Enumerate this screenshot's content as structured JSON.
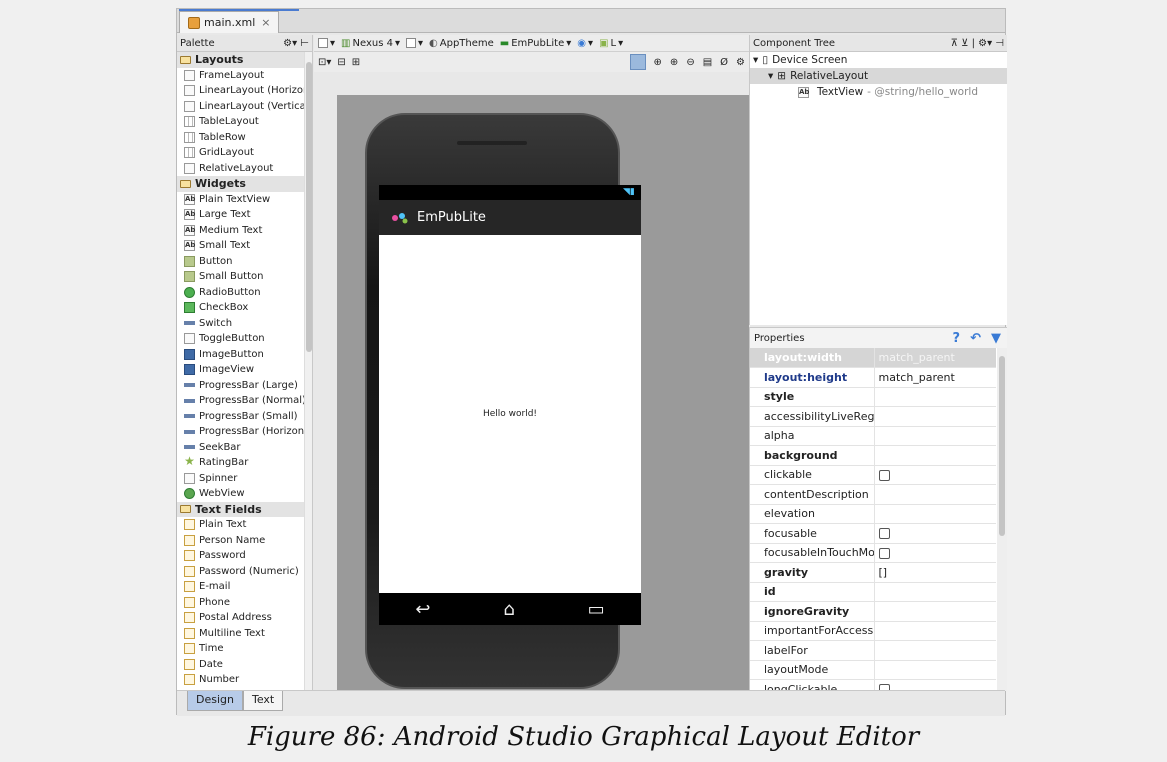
{
  "tab": {
    "filename": "main.xml",
    "close": "×"
  },
  "palette": {
    "title": "Palette",
    "sections": [
      {
        "name": "Layouts",
        "items": [
          "FrameLayout",
          "LinearLayout (Horizon",
          "LinearLayout (Vertica",
          "TableLayout",
          "TableRow",
          "GridLayout",
          "RelativeLayout"
        ]
      },
      {
        "name": "Widgets",
        "items": [
          "Plain TextView",
          "Large Text",
          "Medium Text",
          "Small Text",
          "Button",
          "Small Button",
          "RadioButton",
          "CheckBox",
          "Switch",
          "ToggleButton",
          "ImageButton",
          "ImageView",
          "ProgressBar (Large)",
          "ProgressBar (Normal)",
          "ProgressBar (Small)",
          "ProgressBar (Horizon",
          "SeekBar",
          "RatingBar",
          "Spinner",
          "WebView"
        ]
      },
      {
        "name": "Text Fields",
        "items": [
          "Plain Text",
          "Person Name",
          "Password",
          "Password (Numeric)",
          "E-mail",
          "Phone",
          "Postal Address",
          "Multiline Text",
          "Time",
          "Date",
          "Number"
        ]
      }
    ]
  },
  "toolbar": {
    "device": "Nexus 4",
    "theme": "AppTheme",
    "activity": "EmPubLite",
    "api": "L"
  },
  "preview": {
    "app_title": "EmPubLite",
    "content": "Hello world!"
  },
  "component_tree": {
    "title": "Component Tree",
    "nodes": [
      {
        "label": "Device Screen"
      },
      {
        "label": "RelativeLayout"
      },
      {
        "label": "TextView",
        "detail": " - @string/hello_world"
      }
    ]
  },
  "properties": {
    "title": "Properties",
    "rows": [
      {
        "name": "layout:width",
        "value": "match_parent"
      },
      {
        "name": "layout:height",
        "value": "match_parent"
      },
      {
        "name": "style",
        "value": ""
      },
      {
        "name": "accessibilityLiveRegic",
        "value": ""
      },
      {
        "name": "alpha",
        "value": ""
      },
      {
        "name": "background",
        "value": ""
      },
      {
        "name": "clickable",
        "value": ""
      },
      {
        "name": "contentDescription",
        "value": ""
      },
      {
        "name": "elevation",
        "value": ""
      },
      {
        "name": "focusable",
        "value": ""
      },
      {
        "name": "focusableInTouchMo",
        "value": ""
      },
      {
        "name": "gravity",
        "value": "[]"
      },
      {
        "name": "id",
        "value": ""
      },
      {
        "name": "ignoreGravity",
        "value": ""
      },
      {
        "name": "importantForAccessit",
        "value": ""
      },
      {
        "name": "labelFor",
        "value": ""
      },
      {
        "name": "layoutMode",
        "value": ""
      },
      {
        "name": "longClickable",
        "value": ""
      }
    ]
  },
  "bottom_tabs": {
    "design": "Design",
    "text": "Text"
  },
  "caption": "Figure 86: Android Studio Graphical Layout Editor"
}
================
## TASK
Leave out the pictures and print every line of the data exactly.

## WORKED ANSWER
Enumerate this screenshot's content as structured JSON.
{
  "tab": {
    "filename": "main.xml",
    "close": "×"
  },
  "palette": {
    "title": "Palette",
    "sections": [
      {
        "name": "Layouts",
        "items": [
          "FrameLayout",
          "LinearLayout (Horizon",
          "LinearLayout (Vertica",
          "TableLayout",
          "TableRow",
          "GridLayout",
          "RelativeLayout"
        ]
      },
      {
        "name": "Widgets",
        "items": [
          "Plain TextView",
          "Large Text",
          "Medium Text",
          "Small Text",
          "Button",
          "Small Button",
          "RadioButton",
          "CheckBox",
          "Switch",
          "ToggleButton",
          "ImageButton",
          "ImageView",
          "ProgressBar (Large)",
          "ProgressBar (Normal)",
          "ProgressBar (Small)",
          "ProgressBar (Horizon",
          "SeekBar",
          "RatingBar",
          "Spinner",
          "WebView"
        ]
      },
      {
        "name": "Text Fields",
        "items": [
          "Plain Text",
          "Person Name",
          "Password",
          "Password (Numeric)",
          "E-mail",
          "Phone",
          "Postal Address",
          "Multiline Text",
          "Time",
          "Date",
          "Number"
        ]
      }
    ]
  },
  "toolbar": {
    "device": "Nexus 4",
    "theme": "AppTheme",
    "activity": "EmPubLite",
    "api": "L"
  },
  "preview": {
    "app_title": "EmPubLite",
    "content": "Hello world!"
  },
  "component_tree": {
    "title": "Component Tree",
    "nodes": [
      {
        "label": "Device Screen"
      },
      {
        "label": "RelativeLayout"
      },
      {
        "label": "TextView",
        "detail": " - @string/hello_world"
      }
    ]
  },
  "properties": {
    "title": "Properties",
    "rows": [
      {
        "name": "layout:width",
        "value": "match_parent"
      },
      {
        "name": "layout:height",
        "value": "match_parent"
      },
      {
        "name": "style",
        "value": ""
      },
      {
        "name": "accessibilityLiveRegic",
        "value": ""
      },
      {
        "name": "alpha",
        "value": ""
      },
      {
        "name": "background",
        "value": ""
      },
      {
        "name": "clickable",
        "value": ""
      },
      {
        "name": "contentDescription",
        "value": ""
      },
      {
        "name": "elevation",
        "value": ""
      },
      {
        "name": "focusable",
        "value": ""
      },
      {
        "name": "focusableInTouchMo",
        "value": ""
      },
      {
        "name": "gravity",
        "value": "[]"
      },
      {
        "name": "id",
        "value": ""
      },
      {
        "name": "ignoreGravity",
        "value": ""
      },
      {
        "name": "importantForAccessit",
        "value": ""
      },
      {
        "name": "labelFor",
        "value": ""
      },
      {
        "name": "layoutMode",
        "value": ""
      },
      {
        "name": "longClickable",
        "value": ""
      }
    ]
  },
  "bottom_tabs": {
    "design": "Design",
    "text": "Text"
  },
  "caption": "Figure 86: Android Studio Graphical Layout Editor"
}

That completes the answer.